### What you will do
Restate word for word the lines that run from the one containing "Transcribe this image's" to the last line of the data, both ends included.

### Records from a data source
----

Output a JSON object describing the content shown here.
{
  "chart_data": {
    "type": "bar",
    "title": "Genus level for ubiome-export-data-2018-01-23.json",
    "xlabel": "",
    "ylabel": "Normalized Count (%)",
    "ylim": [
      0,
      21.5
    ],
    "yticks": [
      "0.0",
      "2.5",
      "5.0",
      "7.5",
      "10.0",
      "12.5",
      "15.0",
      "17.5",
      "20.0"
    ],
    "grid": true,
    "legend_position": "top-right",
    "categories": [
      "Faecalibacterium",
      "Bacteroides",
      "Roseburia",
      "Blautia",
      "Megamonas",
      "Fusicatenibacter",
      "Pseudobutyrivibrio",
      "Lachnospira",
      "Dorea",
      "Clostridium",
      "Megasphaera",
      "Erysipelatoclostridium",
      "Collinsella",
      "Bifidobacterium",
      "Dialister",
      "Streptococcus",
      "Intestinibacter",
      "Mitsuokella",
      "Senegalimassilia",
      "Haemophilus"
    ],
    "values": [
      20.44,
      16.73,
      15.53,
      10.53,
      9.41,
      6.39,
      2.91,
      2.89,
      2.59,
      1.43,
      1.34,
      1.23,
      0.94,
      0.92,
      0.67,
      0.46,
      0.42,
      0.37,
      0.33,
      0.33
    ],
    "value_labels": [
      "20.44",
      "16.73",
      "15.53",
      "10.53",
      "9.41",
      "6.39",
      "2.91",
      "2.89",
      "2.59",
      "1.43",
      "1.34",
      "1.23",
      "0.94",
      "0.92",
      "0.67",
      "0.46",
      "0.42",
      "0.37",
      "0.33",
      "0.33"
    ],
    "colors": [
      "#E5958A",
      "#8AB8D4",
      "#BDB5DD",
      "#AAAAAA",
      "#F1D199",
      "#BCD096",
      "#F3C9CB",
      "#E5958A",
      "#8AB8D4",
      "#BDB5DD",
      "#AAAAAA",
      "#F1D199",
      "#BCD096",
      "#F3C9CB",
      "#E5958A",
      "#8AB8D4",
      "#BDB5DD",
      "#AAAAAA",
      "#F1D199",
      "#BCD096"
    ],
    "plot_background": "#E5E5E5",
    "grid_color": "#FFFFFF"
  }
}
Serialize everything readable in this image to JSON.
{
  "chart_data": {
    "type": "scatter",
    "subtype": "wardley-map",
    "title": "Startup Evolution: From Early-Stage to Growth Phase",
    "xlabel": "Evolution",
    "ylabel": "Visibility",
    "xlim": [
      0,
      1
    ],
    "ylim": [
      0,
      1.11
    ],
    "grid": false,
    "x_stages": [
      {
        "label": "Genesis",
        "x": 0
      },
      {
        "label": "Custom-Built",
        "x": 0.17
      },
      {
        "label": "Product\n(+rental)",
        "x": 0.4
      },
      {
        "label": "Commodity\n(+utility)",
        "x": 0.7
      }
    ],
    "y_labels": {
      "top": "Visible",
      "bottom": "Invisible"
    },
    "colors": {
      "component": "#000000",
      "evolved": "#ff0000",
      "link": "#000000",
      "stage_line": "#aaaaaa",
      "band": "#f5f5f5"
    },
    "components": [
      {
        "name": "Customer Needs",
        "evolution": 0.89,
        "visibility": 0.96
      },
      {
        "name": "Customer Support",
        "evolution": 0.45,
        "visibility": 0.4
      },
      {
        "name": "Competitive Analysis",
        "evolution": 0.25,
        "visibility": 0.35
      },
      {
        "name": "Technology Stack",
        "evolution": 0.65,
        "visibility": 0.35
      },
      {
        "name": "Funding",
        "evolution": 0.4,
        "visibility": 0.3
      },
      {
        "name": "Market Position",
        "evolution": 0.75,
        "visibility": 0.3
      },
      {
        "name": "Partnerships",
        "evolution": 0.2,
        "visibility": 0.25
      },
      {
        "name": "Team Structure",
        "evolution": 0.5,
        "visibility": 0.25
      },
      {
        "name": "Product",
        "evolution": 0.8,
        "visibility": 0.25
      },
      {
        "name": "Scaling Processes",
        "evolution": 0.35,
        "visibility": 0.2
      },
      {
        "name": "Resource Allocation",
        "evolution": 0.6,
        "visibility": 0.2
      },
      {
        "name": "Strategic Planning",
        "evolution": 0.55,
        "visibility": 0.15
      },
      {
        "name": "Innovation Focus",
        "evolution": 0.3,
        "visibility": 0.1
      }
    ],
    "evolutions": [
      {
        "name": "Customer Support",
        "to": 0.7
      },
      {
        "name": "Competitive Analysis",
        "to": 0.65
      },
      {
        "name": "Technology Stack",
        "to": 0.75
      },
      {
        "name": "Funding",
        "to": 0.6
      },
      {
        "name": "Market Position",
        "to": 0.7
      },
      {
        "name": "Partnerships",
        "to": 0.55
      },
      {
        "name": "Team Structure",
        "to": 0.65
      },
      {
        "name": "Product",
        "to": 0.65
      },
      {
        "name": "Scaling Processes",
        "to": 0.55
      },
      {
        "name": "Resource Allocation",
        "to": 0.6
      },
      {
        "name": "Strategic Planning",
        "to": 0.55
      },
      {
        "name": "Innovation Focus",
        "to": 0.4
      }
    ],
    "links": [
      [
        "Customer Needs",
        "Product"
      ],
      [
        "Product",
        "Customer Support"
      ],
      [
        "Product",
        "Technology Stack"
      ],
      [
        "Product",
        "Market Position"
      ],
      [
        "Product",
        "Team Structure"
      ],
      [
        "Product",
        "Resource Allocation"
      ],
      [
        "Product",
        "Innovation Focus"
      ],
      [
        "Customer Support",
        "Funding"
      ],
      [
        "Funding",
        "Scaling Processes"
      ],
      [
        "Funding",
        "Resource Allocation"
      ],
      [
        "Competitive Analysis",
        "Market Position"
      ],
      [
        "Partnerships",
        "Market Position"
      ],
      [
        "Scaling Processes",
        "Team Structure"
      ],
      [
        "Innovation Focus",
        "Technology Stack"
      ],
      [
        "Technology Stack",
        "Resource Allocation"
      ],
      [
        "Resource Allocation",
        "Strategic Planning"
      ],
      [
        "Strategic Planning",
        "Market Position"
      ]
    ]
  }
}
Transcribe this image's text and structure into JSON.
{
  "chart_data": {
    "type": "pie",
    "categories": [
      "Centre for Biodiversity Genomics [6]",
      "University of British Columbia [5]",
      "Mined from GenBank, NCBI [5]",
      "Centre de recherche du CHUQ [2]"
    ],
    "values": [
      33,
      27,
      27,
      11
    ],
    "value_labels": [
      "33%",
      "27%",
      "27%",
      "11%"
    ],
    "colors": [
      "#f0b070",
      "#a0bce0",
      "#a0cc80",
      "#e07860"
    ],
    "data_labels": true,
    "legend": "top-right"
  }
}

----

### Answer box
Transcribe this image's text and structure into JSON.
{
  "chart_data": {
    "type": "pie",
    "categories": [
      "Centre for Biodiversity Genomics [6]",
      "University of British Columbia [5]",
      "Mined from GenBank, NCBI [5]",
      "Centre de recherche du CHUQ [2]"
    ],
    "values": [
      33,
      27,
      27,
      11
    ],
    "value_labels": [
      "33%",
      "27%",
      "27%",
      "11%"
    ],
    "colors": [
      "#f0b070",
      "#a0bce0",
      "#a0cc80",
      "#e07860"
    ],
    "data_labels": true,
    "legend": "top-right"
  }
}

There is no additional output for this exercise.